→ **EXTRACTED RECORDS**:
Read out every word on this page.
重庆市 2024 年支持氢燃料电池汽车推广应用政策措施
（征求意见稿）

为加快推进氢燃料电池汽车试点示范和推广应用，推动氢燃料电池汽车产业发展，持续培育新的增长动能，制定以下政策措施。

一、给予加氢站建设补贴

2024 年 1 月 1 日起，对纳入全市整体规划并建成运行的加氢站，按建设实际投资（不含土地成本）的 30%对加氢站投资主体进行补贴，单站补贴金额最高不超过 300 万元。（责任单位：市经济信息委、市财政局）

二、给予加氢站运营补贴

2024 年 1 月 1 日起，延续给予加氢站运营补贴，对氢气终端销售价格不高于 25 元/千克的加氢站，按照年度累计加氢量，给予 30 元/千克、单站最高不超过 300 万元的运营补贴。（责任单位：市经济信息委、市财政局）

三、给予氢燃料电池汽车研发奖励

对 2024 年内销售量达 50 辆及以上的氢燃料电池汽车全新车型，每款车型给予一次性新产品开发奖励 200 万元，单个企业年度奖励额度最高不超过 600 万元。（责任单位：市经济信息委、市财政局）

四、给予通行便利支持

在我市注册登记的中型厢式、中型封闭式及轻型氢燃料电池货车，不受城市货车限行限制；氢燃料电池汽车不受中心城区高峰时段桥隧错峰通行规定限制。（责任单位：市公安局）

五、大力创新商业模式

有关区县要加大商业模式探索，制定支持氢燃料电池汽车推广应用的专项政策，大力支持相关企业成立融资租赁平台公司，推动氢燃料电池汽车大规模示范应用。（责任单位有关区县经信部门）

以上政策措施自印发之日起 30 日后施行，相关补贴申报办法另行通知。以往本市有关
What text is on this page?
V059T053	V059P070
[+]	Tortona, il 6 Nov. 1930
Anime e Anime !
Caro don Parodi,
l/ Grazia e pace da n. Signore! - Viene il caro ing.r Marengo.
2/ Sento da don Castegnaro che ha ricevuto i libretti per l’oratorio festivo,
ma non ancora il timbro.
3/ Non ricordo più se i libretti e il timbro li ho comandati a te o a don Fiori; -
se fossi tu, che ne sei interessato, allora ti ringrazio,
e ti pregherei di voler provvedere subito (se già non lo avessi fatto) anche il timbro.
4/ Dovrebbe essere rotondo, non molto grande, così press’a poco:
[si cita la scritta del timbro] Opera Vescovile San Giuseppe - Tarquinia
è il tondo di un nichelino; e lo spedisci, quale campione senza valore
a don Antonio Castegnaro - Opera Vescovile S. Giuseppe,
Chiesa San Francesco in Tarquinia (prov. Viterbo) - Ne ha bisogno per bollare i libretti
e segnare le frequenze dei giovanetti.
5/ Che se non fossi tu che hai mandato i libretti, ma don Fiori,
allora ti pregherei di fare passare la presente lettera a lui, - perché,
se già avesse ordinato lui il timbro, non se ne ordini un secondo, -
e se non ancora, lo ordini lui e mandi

→ **GIVEN INSTRUCTION**: Looking at the records above, work out how many lines include the word "this", then give that number by itself.

→ **WRITTEN ANSWER**: 2